What needs to be done: Write out, word for word, the lines in the rows below from the line containing "- swoosh-logo-icon: [608, 123, 643, 153]" up to and including the line containing "- data-label-3-months: 68%: [609, 161, 631, 173]".

=== Extracted material ===

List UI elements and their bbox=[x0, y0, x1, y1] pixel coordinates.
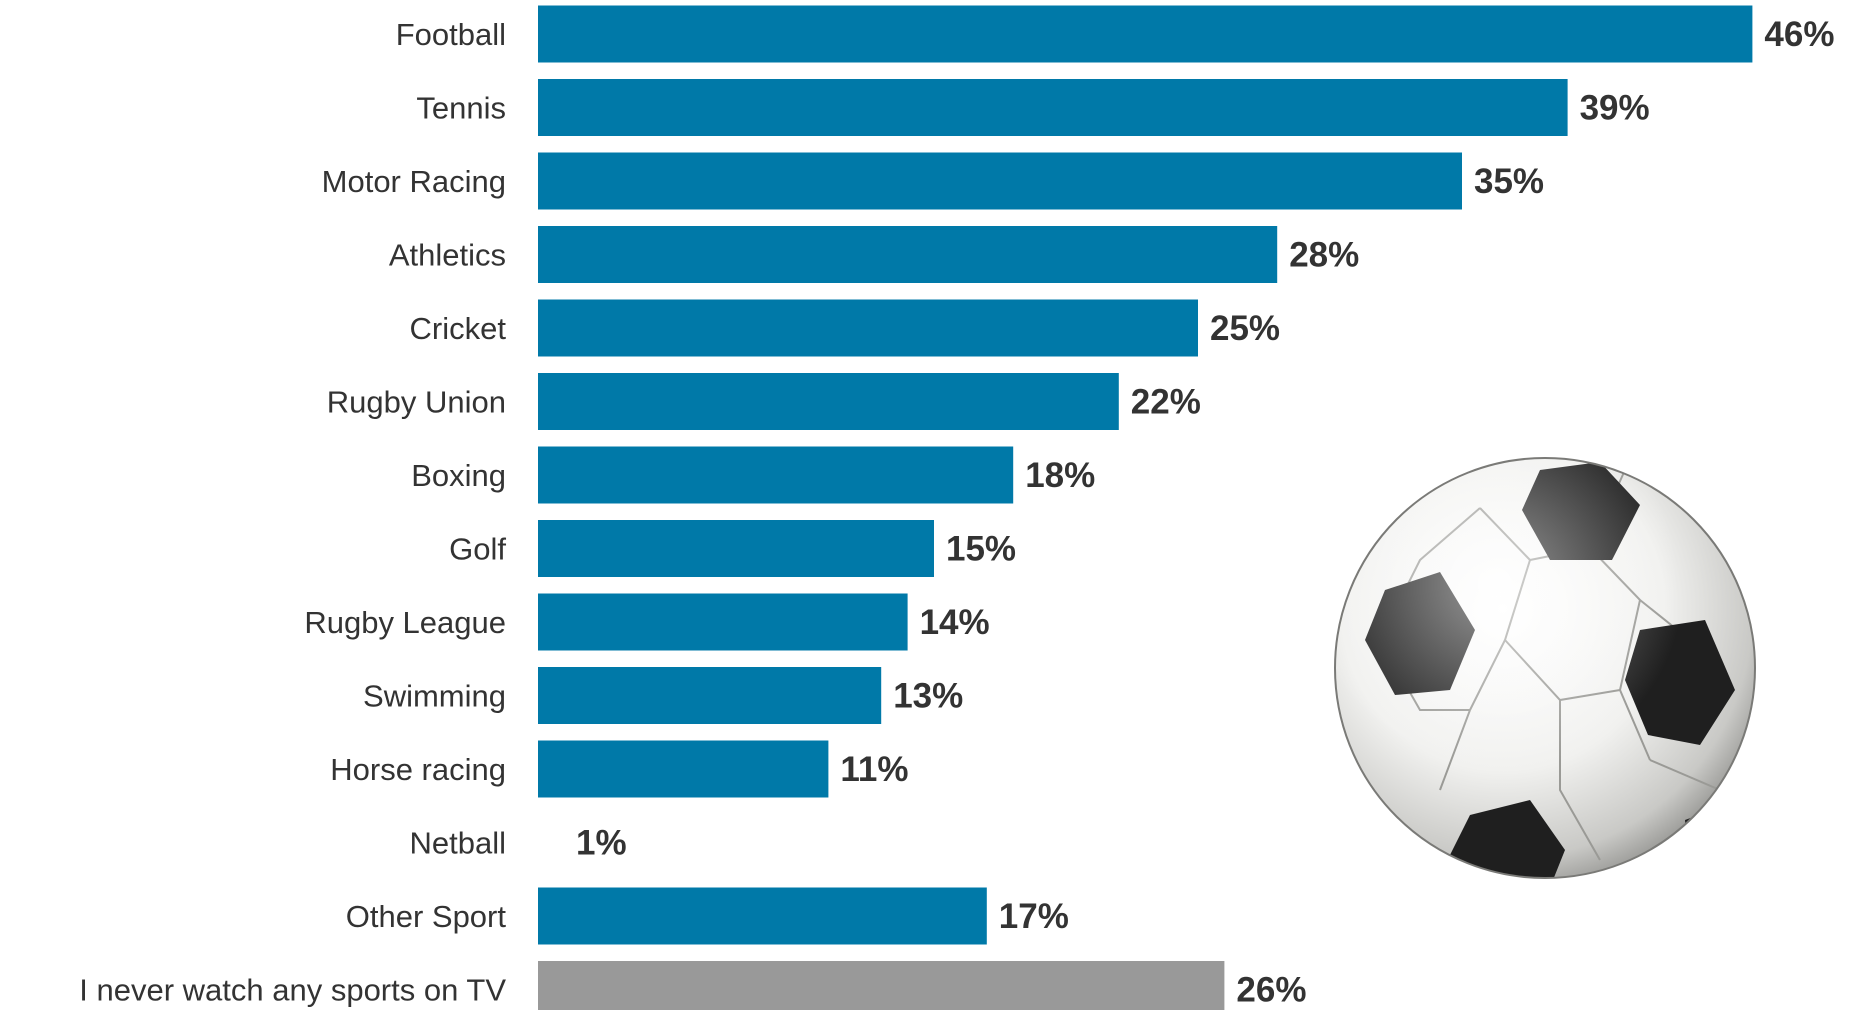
category-label-golf: Golf bbox=[449, 532, 506, 567]
value-label-boxing: 18% bbox=[1025, 456, 1095, 495]
value-label-rugby-league: 14% bbox=[920, 603, 990, 642]
soccer-ball-icon bbox=[1334, 457, 1756, 879]
bar-golf bbox=[538, 520, 934, 577]
value-label-swimming: 13% bbox=[893, 677, 963, 716]
bar-athletics bbox=[538, 226, 1278, 283]
bar-cricket bbox=[538, 299, 1198, 357]
category-label-football: Football bbox=[396, 17, 506, 52]
category-label-other-sport: Other Sport bbox=[346, 899, 507, 934]
category-label-horse-racing: Horse racing bbox=[330, 752, 506, 787]
bar-swimming bbox=[538, 667, 882, 724]
category-label-netball: Netball bbox=[410, 826, 507, 861]
category-label-cricket: Cricket bbox=[410, 311, 507, 346]
bar-horse-racing bbox=[538, 740, 829, 798]
bars-group: Football 46% Tennis 39% Motor Racing 35% Athle… bbox=[79, 5, 1834, 1010]
category-label-motor-racing: Motor Racing bbox=[322, 164, 506, 199]
value-label-motor-racing: 35% bbox=[1474, 162, 1544, 201]
category-label-tennis: Tennis bbox=[416, 91, 506, 126]
bar-motor-racing bbox=[538, 152, 1462, 210]
value-label-horse-racing: 11% bbox=[840, 750, 908, 789]
bar-boxing bbox=[538, 446, 1014, 504]
value-label-rugby-union: 22% bbox=[1131, 383, 1201, 422]
bar-football bbox=[538, 5, 1753, 63]
bar-rugby-union bbox=[538, 373, 1119, 430]
bar-rugby-league bbox=[538, 593, 908, 651]
value-label-i-never-watch-any-sports-on-tv: 26% bbox=[1236, 971, 1306, 1010]
category-label-rugby-union: Rugby Union bbox=[327, 385, 506, 420]
value-label-netball: 1% bbox=[576, 824, 627, 863]
category-label-boxing: Boxing bbox=[411, 458, 506, 493]
value-label-golf: 15% bbox=[946, 530, 1016, 569]
category-label-i-never-watch-any-sports-on-tv: I never watch any sports on TV bbox=[79, 973, 506, 1008]
bar-other-sport bbox=[538, 887, 987, 945]
bar-i-never-watch-any-sports-on-tv bbox=[538, 961, 1225, 1010]
value-label-football: 46% bbox=[1764, 15, 1834, 54]
value-label-athletics: 28% bbox=[1289, 236, 1359, 275]
category-label-swimming: Swimming bbox=[363, 679, 506, 714]
bar-tennis bbox=[538, 79, 1568, 136]
value-label-cricket: 25% bbox=[1210, 309, 1280, 348]
category-label-rugby-league: Rugby League bbox=[304, 605, 506, 640]
value-label-tennis: 39% bbox=[1580, 89, 1650, 128]
category-label-athletics: Athletics bbox=[389, 238, 506, 273]
value-label-other-sport: 17% bbox=[999, 897, 1069, 936]
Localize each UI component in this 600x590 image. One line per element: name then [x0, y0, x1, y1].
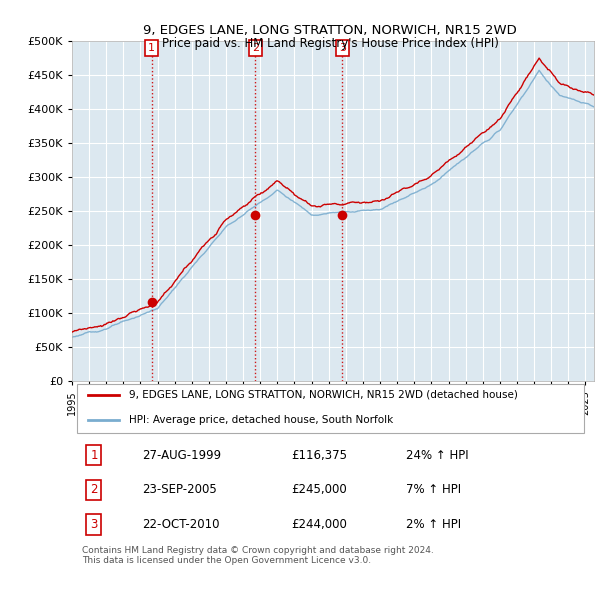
Text: 7% ↑ HPI: 7% ↑ HPI: [406, 483, 461, 496]
Text: Price paid vs. HM Land Registry's House Price Index (HPI): Price paid vs. HM Land Registry's House …: [161, 37, 499, 50]
Text: 1: 1: [90, 448, 98, 461]
Text: 24% ↑ HPI: 24% ↑ HPI: [406, 448, 469, 461]
Text: 23-SEP-2005: 23-SEP-2005: [142, 483, 217, 496]
Text: 1: 1: [148, 43, 155, 53]
Text: 2: 2: [252, 43, 259, 53]
Text: 2% ↑ HPI: 2% ↑ HPI: [406, 518, 461, 531]
Text: £245,000: £245,000: [291, 483, 347, 496]
Text: HPI: Average price, detached house, South Norfolk: HPI: Average price, detached house, Sout…: [130, 415, 394, 425]
Text: 27-AUG-1999: 27-AUG-1999: [142, 448, 221, 461]
Text: £116,375: £116,375: [291, 448, 347, 461]
FancyBboxPatch shape: [77, 384, 584, 432]
Text: £244,000: £244,000: [291, 518, 347, 531]
Text: 2: 2: [90, 483, 98, 496]
Text: 9, EDGES LANE, LONG STRATTON, NORWICH, NR15 2WD: 9, EDGES LANE, LONG STRATTON, NORWICH, N…: [143, 24, 517, 37]
Text: 3: 3: [90, 518, 98, 531]
Text: 22-OCT-2010: 22-OCT-2010: [142, 518, 220, 531]
Text: Contains HM Land Registry data © Crown copyright and database right 2024.
This d: Contains HM Land Registry data © Crown c…: [82, 546, 434, 565]
Text: 3: 3: [339, 43, 346, 53]
Text: 9, EDGES LANE, LONG STRATTON, NORWICH, NR15 2WD (detached house): 9, EDGES LANE, LONG STRATTON, NORWICH, N…: [130, 390, 518, 399]
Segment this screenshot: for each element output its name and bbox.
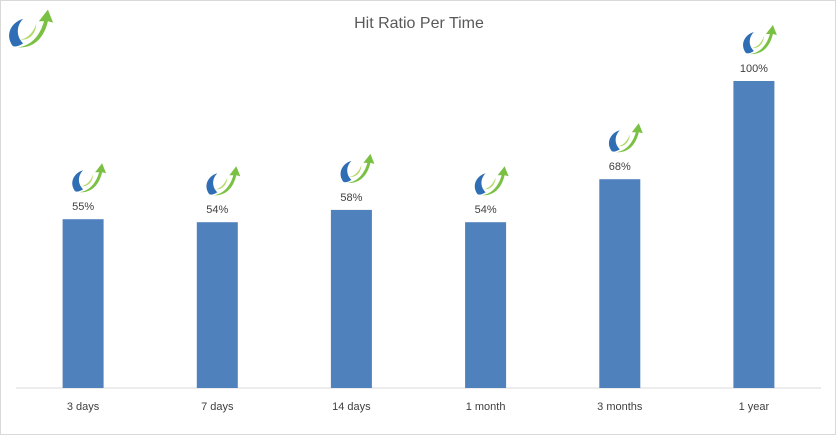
- swoosh-logo-icon: [608, 123, 643, 153]
- bar-14-days: [330, 209, 372, 388]
- bar-1-month: [465, 222, 507, 388]
- bars-layer: [62, 81, 775, 388]
- data-labels-layer: 55% 54% 58% 54% 68% 100%: [72, 63, 768, 216]
- x-tick-label-3-months: 3 months: [597, 401, 643, 413]
- x-tick-label-14-days: 14 days: [332, 401, 371, 413]
- bar-3-days: [62, 219, 104, 388]
- swoosh-logo-icon: [340, 153, 375, 183]
- data-label-7-days: 54%: [206, 204, 228, 216]
- x-tick-label-3-days: 3 days: [67, 401, 100, 413]
- data-label-3-months: 68%: [609, 161, 631, 173]
- data-label-14-days: 58%: [340, 192, 362, 204]
- data-label-3-days: 55%: [72, 201, 94, 213]
- corner-logo-icon: [9, 9, 54, 48]
- swoosh-logo-icon: [474, 166, 509, 196]
- swoosh-logo-icon: [72, 163, 107, 193]
- data-label-1-month: 54%: [475, 204, 497, 216]
- chart-title: Hit Ratio Per Time: [354, 15, 484, 32]
- data-label-1-year: 100%: [740, 63, 768, 75]
- bar-1-year: [733, 81, 775, 388]
- bar-3-months: [599, 179, 641, 388]
- x-tick-label-1-year: 1 year: [739, 401, 770, 413]
- x-tick-labels-layer: 3 days 7 days 14 days 1 month 3 months 1 year: [67, 401, 770, 413]
- x-tick-label-7-days: 7 days: [201, 401, 234, 413]
- x-tick-label-1-month: 1 month: [466, 401, 506, 413]
- bar-icons-layer: [72, 25, 777, 196]
- bar-7-days: [196, 222, 238, 388]
- swoosh-logo-icon: [743, 25, 777, 55]
- swoosh-logo-icon: [206, 166, 241, 196]
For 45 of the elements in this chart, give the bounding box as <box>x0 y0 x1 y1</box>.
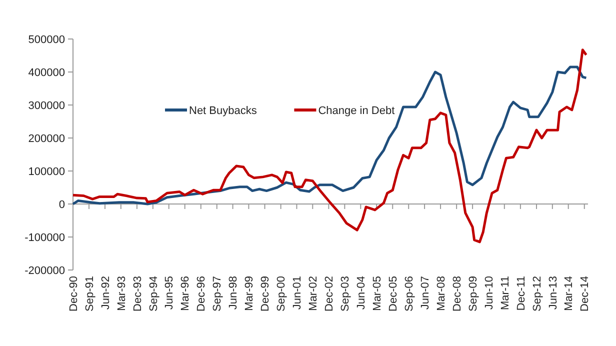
x-tick-label: Sep-97 <box>212 276 224 312</box>
x-tick-label: Dec-90 <box>68 276 80 312</box>
y-tick-label: 0 <box>58 198 65 211</box>
y-tick-label: 300000 <box>28 100 65 112</box>
x-tick-label: Jun-13 <box>547 276 560 310</box>
x-tick-label: Mar-93 <box>116 276 128 311</box>
x-tick-label: Sep-06 <box>403 276 416 312</box>
x-tick-label: Sep-91 <box>84 276 96 312</box>
y-tick-label: 100000 <box>28 166 65 178</box>
x-tick-label: Mar-02 <box>308 276 320 311</box>
x-tick-label: Jun-04 <box>356 276 368 310</box>
x-tick-label: Jun-92 <box>100 276 112 310</box>
x-tick-label: Sep-09 <box>467 276 480 312</box>
y-tick-label: 400000 <box>28 66 65 79</box>
x-tick-label: Dec-05 <box>387 276 400 312</box>
x-tick-label: Mar-96 <box>180 276 192 311</box>
x-tick-label: Jun-07 <box>419 276 432 310</box>
x-tick-label: Dec-93 <box>132 276 144 312</box>
x-tick-label: Mar-99 <box>244 276 256 311</box>
x-tick-label: Jun-01 <box>292 276 304 310</box>
legend-label: Net Buybacks <box>189 104 258 117</box>
x-tick-label: Jun-10 <box>483 276 496 310</box>
x-tick-label: Dec-14 <box>579 276 592 312</box>
line-series <box>72 48 588 244</box>
x-tick-label: Sep-12 <box>531 276 544 312</box>
x-tick-label: Mar-14 <box>563 276 576 311</box>
y-tick-label: -200000 <box>24 264 65 277</box>
y-tick-label: 200000 <box>28 132 65 145</box>
legend-label: Change in Debt <box>318 104 395 117</box>
line-series <box>72 66 588 206</box>
y-tick-label: -100000 <box>24 232 65 244</box>
x-tick-label: Sep-03 <box>340 276 352 312</box>
x-tick-label: Mar-05 <box>371 276 384 311</box>
x-tick-label: Jun-95 <box>164 276 176 310</box>
x-tick-label: Dec-08 <box>451 276 464 312</box>
y-tick-label: 500000 <box>28 34 65 46</box>
x-tick-label: Mar-11 <box>499 276 512 310</box>
x-tick-label: Jun-98 <box>228 276 240 310</box>
x-tick-label: Sep-94 <box>148 276 160 312</box>
x-tick-label: Dec-02 <box>324 276 336 312</box>
x-tick-label: Dec-11 <box>515 276 528 311</box>
x-tick-label: Mar-08 <box>435 276 448 311</box>
x-tick-label: Sep-00 <box>276 276 288 312</box>
x-tick-label: Dec-96 <box>196 276 208 312</box>
x-tick-label: Dec-99 <box>260 276 272 312</box>
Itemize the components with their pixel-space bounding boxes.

===

Correct result:
- swoosh-logo-icon: [608, 123, 643, 153]
- bar-14-days: [330, 209, 372, 388]
- bar-1-month: [465, 222, 507, 388]
- bars-layer: [62, 81, 775, 388]
- data-labels-layer: 55% 54% 58% 54% 68% 100%: [72, 63, 768, 216]
- x-tick-label-3-months: 3 months: [597, 401, 643, 413]
- x-tick-label-14-days: 14 days: [332, 401, 371, 413]
- bar-3-days: [62, 219, 104, 388]
- swoosh-logo-icon: [340, 153, 375, 183]
- data-label-7-days: 54%: [206, 204, 228, 216]
- x-tick-label-3-days: 3 days: [67, 401, 100, 413]
- data-label-3-months: 68%: [609, 161, 631, 173]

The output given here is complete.